Instructions for the task =
Output an exact reproduction of the data.

Input for this task =
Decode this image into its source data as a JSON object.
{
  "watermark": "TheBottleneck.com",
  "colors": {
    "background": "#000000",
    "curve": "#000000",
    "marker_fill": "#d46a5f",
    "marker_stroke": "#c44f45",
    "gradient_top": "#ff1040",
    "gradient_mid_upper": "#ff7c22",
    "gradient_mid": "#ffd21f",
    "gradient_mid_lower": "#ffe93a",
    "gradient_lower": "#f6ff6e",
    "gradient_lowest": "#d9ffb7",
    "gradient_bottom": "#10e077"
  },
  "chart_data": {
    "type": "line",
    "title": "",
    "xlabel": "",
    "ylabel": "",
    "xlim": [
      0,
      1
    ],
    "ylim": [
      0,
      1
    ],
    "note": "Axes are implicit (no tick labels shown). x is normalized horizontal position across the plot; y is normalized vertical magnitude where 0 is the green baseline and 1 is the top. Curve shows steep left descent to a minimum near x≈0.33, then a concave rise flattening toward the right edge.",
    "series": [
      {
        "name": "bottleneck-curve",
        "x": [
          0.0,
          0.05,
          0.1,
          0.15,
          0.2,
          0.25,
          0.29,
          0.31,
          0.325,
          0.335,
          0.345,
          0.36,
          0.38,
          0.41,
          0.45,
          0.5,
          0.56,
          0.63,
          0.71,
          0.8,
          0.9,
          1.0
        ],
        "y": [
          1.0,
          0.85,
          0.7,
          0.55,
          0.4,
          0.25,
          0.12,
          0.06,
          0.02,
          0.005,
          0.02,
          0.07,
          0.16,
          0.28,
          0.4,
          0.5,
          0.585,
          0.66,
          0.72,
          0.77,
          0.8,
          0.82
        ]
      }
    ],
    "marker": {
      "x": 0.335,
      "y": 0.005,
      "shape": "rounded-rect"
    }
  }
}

Answer to this task =
Decode this image into its source data as a JSON object.
{
  "watermark": "TheBottleneck.com",
  "colors": {
    "background": "#000000",
    "curve": "#000000",
    "marker_fill": "#d46a5f",
    "marker_stroke": "#c44f45",
    "gradient_top": "#ff1040",
    "gradient_mid_upper": "#ff7c22",
    "gradient_mid": "#ffd21f",
    "gradient_mid_lower": "#ffe93a",
    "gradient_lower": "#f6ff6e",
    "gradient_lowest": "#d9ffb7",
    "gradient_bottom": "#10e077"
  },
  "chart_data": {
    "type": "line",
    "title": "",
    "xlabel": "",
    "ylabel": "",
    "xlim": [
      0,
      1
    ],
    "ylim": [
      0,
      1
    ],
    "note": "Axes are implicit (no tick labels shown). x is normalized horizontal position across the plot; y is normalized vertical magnitude where 0 is the green baseline and 1 is the top. Curve shows steep left descent to a minimum near x≈0.33, then a concave rise flattening toward the right edge.",
    "series": [
      {
        "name": "bottleneck-curve",
        "x": [
          0.0,
          0.05,
          0.1,
          0.15,
          0.2,
          0.25,
          0.29,
          0.31,
          0.325,
          0.335,
          0.345,
          0.36,
          0.38,
          0.41,
          0.45,
          0.5,
          0.56,
          0.63,
          0.71,
          0.8,
          0.9,
          1.0
        ],
        "y": [
          1.0,
          0.85,
          0.7,
          0.55,
          0.4,
          0.25,
          0.12,
          0.06,
          0.02,
          0.005,
          0.02,
          0.07,
          0.16,
          0.28,
          0.4,
          0.5,
          0.585,
          0.66,
          0.72,
          0.77,
          0.8,
          0.82
        ]
      }
    ],
    "marker": {
      "x": 0.335,
      "y": 0.005,
      "shape": "rounded-rect"
    }
  }
}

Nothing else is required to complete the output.